Exercise aim:
Copy out each line below that has the word "JSON" in it.

Stored items from a collection:
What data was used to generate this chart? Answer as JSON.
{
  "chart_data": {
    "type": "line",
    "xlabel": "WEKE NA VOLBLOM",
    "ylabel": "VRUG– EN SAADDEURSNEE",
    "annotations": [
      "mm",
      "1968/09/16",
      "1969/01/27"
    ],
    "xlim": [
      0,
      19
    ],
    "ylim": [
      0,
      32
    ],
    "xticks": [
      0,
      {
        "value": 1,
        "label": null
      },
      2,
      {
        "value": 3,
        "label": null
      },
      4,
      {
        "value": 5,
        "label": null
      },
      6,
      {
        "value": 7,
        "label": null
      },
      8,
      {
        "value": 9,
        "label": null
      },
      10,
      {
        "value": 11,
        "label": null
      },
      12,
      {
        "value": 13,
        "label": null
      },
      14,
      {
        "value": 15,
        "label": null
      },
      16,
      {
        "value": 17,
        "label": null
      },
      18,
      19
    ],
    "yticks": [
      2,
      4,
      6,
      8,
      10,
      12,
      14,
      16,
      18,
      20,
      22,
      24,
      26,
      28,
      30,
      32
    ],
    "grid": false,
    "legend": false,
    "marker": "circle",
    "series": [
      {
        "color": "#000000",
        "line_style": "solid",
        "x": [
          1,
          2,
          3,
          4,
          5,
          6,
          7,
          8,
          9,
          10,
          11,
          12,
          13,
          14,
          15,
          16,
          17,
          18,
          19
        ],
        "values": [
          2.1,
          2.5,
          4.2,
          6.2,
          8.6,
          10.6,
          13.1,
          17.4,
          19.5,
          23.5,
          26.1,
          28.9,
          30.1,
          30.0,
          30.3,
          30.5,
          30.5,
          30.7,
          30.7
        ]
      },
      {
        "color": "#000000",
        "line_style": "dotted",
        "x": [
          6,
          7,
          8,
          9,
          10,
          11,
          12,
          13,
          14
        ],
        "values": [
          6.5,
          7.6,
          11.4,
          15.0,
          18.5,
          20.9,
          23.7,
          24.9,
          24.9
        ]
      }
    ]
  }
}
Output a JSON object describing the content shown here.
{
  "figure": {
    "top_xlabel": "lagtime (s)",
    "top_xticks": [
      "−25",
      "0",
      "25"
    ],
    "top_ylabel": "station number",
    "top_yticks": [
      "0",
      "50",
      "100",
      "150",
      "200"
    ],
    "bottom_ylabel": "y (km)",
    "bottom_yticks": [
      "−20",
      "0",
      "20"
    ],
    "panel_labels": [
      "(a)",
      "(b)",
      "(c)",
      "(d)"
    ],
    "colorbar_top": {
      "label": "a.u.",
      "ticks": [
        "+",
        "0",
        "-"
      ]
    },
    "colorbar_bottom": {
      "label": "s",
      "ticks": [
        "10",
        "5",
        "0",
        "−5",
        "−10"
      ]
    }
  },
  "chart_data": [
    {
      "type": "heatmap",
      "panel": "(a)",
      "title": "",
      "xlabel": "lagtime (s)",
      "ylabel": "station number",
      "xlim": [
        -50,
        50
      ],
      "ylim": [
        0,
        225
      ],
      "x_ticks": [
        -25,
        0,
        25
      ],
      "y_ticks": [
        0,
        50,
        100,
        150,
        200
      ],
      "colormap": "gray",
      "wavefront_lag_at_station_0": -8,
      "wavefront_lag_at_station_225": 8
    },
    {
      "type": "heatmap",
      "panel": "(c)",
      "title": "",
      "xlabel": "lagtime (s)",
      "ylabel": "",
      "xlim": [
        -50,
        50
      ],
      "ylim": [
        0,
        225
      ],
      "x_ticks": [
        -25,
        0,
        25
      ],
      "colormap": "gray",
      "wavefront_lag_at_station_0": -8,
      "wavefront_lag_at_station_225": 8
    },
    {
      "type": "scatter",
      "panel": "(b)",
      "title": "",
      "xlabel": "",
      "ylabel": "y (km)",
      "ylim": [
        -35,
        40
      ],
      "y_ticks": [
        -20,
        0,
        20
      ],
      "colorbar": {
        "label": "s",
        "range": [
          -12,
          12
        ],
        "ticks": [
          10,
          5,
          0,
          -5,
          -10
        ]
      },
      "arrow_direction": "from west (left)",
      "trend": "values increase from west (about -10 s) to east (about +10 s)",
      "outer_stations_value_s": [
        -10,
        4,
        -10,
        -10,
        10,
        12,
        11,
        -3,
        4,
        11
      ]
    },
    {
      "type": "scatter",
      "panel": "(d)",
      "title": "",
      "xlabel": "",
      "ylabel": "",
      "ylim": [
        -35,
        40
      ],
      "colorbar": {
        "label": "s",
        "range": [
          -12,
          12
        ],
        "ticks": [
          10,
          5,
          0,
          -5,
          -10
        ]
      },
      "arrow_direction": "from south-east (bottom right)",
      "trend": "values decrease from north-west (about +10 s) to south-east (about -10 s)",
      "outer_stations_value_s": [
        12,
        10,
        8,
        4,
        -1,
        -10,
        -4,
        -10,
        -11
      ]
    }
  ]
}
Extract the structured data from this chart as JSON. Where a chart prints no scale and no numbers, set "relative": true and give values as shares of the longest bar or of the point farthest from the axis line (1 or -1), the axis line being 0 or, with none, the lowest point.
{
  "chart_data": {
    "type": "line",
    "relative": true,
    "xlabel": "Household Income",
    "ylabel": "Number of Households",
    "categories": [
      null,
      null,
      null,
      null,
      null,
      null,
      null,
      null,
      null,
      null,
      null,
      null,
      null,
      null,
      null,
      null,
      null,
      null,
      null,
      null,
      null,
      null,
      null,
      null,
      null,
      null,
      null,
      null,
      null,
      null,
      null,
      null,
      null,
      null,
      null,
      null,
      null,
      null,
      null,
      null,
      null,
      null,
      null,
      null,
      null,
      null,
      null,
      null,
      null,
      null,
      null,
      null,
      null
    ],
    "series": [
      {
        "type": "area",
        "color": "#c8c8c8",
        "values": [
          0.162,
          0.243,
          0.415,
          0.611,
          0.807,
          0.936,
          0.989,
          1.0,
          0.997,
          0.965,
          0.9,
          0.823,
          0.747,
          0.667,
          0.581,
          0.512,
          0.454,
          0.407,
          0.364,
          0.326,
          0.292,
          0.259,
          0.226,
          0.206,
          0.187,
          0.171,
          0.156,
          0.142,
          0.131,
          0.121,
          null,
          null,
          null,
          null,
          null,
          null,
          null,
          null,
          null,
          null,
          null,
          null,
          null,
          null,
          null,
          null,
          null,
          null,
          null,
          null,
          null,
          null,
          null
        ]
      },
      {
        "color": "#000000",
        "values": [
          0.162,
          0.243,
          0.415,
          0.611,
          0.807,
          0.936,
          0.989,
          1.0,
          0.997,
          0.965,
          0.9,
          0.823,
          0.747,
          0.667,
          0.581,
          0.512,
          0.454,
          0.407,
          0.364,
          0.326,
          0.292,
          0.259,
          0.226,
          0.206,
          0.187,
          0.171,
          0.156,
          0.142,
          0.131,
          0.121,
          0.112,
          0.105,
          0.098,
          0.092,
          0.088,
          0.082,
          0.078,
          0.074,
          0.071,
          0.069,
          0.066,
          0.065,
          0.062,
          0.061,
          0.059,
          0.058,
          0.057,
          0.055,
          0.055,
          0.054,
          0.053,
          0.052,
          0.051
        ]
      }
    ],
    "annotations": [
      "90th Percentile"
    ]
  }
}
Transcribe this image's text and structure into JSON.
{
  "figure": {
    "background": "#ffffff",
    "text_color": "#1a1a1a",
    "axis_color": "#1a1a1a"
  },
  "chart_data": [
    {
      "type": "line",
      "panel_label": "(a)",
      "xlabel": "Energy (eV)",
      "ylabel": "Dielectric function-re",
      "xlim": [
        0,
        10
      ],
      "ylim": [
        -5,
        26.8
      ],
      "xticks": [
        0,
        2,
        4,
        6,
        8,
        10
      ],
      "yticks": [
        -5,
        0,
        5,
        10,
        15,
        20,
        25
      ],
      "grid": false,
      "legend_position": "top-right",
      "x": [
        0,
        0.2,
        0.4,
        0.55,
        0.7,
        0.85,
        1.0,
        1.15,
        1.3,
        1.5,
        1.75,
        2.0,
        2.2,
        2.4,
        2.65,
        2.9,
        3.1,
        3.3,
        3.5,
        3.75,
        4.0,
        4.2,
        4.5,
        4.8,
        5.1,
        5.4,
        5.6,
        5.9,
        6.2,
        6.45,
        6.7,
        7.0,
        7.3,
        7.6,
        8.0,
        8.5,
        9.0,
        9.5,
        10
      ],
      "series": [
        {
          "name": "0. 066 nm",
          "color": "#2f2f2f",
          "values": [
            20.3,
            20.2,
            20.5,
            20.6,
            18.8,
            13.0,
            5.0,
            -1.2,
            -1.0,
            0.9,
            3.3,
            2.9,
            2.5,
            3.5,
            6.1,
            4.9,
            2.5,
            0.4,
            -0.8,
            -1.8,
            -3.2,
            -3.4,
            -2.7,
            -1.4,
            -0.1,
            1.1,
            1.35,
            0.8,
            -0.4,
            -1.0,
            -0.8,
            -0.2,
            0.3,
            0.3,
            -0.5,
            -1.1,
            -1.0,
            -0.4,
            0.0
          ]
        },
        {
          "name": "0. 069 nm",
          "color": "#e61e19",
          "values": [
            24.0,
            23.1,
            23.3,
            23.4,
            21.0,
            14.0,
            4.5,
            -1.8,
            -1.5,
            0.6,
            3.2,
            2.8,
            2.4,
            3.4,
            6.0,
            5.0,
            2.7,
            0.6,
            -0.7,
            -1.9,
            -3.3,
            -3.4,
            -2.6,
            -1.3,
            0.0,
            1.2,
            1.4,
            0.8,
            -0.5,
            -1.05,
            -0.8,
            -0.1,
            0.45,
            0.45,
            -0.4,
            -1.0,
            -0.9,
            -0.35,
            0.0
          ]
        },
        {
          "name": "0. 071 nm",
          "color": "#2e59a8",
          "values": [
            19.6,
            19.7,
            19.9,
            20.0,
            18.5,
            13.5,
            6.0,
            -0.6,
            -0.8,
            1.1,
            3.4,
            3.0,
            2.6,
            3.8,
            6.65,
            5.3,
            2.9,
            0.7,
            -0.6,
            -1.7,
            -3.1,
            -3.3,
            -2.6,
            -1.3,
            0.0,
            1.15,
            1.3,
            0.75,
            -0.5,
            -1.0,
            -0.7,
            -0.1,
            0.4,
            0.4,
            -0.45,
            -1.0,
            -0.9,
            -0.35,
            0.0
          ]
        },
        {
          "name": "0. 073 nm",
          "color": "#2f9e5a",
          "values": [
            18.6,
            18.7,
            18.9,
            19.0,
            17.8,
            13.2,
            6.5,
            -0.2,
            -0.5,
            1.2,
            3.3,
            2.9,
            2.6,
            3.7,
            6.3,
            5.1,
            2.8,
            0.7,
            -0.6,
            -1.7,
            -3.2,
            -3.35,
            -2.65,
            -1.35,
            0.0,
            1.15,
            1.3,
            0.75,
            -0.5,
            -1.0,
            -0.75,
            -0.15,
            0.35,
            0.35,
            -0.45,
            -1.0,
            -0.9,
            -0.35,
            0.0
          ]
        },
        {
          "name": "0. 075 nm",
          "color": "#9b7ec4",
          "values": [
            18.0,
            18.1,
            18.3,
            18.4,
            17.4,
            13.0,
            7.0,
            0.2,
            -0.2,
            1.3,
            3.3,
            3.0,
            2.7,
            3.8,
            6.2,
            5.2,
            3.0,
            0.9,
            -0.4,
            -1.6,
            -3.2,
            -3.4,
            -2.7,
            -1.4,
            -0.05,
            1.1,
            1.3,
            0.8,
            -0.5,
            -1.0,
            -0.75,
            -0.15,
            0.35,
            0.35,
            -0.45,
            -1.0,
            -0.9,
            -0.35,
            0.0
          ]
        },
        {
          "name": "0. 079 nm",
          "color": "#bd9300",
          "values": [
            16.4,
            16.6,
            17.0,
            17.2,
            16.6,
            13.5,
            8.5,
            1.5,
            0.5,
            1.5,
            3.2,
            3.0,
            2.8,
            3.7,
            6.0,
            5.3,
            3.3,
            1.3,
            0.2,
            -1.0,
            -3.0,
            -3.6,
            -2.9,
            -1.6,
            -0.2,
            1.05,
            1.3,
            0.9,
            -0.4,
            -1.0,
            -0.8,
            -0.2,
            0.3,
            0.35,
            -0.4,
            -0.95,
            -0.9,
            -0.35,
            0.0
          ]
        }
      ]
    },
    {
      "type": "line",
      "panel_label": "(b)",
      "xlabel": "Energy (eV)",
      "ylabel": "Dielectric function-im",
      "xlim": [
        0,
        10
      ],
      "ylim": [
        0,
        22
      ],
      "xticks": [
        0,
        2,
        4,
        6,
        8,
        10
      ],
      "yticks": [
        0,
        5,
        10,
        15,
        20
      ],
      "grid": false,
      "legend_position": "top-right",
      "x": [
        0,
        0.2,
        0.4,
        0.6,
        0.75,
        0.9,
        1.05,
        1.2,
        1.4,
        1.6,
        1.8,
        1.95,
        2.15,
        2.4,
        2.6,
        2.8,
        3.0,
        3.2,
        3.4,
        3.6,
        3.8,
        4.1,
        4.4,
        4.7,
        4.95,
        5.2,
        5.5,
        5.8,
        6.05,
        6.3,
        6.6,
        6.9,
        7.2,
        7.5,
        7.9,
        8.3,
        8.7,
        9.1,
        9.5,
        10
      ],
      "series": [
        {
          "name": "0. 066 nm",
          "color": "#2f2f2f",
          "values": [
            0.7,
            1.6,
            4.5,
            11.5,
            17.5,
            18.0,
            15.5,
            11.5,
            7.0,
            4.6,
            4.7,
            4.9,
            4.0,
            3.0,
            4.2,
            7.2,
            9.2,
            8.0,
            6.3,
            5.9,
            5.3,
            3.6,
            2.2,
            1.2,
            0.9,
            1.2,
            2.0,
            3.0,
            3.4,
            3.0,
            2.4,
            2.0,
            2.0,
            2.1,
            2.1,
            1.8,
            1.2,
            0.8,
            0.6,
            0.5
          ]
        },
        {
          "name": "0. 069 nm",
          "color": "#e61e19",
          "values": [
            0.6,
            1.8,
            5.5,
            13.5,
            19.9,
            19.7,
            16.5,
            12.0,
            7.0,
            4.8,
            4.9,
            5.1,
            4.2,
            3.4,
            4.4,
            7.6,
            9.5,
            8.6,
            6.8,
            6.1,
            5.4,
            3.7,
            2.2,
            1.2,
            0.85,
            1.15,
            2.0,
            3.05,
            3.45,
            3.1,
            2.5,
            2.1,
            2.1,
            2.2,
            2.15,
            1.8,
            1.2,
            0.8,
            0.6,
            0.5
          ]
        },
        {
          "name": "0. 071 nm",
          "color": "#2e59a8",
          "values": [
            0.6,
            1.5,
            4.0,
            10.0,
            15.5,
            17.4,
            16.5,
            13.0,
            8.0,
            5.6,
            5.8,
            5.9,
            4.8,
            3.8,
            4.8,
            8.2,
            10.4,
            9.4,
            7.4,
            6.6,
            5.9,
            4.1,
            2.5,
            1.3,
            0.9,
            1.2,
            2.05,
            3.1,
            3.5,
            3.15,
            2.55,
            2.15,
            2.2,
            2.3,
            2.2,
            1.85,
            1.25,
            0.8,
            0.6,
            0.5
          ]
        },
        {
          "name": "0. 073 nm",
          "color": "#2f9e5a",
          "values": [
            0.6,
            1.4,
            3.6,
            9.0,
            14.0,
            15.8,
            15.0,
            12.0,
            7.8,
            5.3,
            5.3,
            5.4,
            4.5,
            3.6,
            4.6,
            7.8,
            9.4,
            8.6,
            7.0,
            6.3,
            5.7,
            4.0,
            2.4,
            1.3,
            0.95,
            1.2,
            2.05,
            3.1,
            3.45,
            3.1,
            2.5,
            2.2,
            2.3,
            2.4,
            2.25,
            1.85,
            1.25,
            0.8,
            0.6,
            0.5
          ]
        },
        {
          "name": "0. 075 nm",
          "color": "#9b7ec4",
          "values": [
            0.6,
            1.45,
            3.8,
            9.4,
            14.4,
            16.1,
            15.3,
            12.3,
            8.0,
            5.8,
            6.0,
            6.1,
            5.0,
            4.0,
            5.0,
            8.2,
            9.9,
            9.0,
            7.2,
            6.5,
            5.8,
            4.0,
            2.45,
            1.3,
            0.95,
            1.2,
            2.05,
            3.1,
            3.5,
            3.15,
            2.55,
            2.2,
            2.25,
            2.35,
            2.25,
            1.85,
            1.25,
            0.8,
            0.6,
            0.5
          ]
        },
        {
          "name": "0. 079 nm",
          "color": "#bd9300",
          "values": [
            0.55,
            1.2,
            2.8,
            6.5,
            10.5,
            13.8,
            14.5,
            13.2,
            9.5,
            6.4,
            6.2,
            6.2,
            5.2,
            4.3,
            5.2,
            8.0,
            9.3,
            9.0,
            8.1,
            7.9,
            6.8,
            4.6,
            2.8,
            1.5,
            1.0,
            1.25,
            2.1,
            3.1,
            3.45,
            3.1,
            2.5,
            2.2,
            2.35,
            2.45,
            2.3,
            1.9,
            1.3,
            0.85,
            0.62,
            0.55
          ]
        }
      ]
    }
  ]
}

In response:
What data was used to generate this chart? Answer as JSON.
Output a JSON object describing the content shown here.
Extract the structured data from this chart as JSON. Where a chart prints no scale and no numbers, set "relative": true and give values as shares of the longest bar or of the point farthest from the axis line (1 or -1), the axis line being 0 or, with none, the lowest point.
Transcribe this image's text and structure into JSON.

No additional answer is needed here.